• What is asked: Print the listing that follows, character for character.

* * *

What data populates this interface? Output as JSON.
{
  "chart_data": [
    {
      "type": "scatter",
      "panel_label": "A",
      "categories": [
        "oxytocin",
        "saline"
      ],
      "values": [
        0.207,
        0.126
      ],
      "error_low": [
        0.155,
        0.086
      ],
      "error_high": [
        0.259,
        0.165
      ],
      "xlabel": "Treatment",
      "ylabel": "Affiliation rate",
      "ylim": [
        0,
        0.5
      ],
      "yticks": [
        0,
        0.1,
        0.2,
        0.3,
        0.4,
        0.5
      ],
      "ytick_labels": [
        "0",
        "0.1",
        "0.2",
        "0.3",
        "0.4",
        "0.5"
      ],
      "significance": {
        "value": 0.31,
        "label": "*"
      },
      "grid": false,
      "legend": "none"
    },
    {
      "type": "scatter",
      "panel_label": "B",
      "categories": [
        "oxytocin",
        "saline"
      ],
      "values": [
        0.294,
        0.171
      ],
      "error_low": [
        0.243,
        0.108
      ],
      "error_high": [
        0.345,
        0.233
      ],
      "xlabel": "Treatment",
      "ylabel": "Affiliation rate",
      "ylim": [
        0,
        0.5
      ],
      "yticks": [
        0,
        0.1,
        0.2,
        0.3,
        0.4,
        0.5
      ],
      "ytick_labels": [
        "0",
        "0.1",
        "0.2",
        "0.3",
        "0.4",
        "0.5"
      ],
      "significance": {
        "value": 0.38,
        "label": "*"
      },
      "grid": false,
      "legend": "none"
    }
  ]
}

* * *

• Right answer:
What data populates this interface? Output as JSON.
{
  "chart_data": [
    {
      "type": "scatter",
      "panel_label": "A",
      "categories": [
        "oxytocin",
        "saline"
      ],
      "values": [
        0.207,
        0.126
      ],
      "error_low": [
        0.155,
        0.086
      ],
      "error_high": [
        0.259,
        0.165
      ],
      "xlabel": "Treatment",
      "ylabel": "Affiliation rate",
      "ylim": [
        0,
        0.5
      ],
      "yticks": [
        0,
        0.1,
        0.2,
        0.3,
        0.4,
        0.5
      ],
      "ytick_labels": [
        "0",
        "0.1",
        "0.2",
        "0.3",
        "0.4",
        "0.5"
      ],
      "significance": {
        "value": 0.31,
        "label": "*"
      },
      "grid": false,
      "legend": "none"
    },
    {
      "type": "scatter",
      "panel_label": "B",
      "categories": [
        "oxytocin",
        "saline"
      ],
      "values": [
        0.294,
        0.171
      ],
      "error_low": [
        0.243,
        0.108
      ],
      "error_high": [
        0.345,
        0.233
      ],
      "xlabel": "Treatment",
      "ylabel": "Affiliation rate",
      "ylim": [
        0,
        0.5
      ],
      "yticks": [
        0,
        0.1,
        0.2,
        0.3,
        0.4,
        0.5
      ],
      "ytick_labels": [
        "0",
        "0.1",
        "0.2",
        "0.3",
        "0.4",
        "0.5"
      ],
      "significance": {
        "value": 0.38,
        "label": "*"
      },
      "grid": false,
      "legend": "none"
    }
  ]
}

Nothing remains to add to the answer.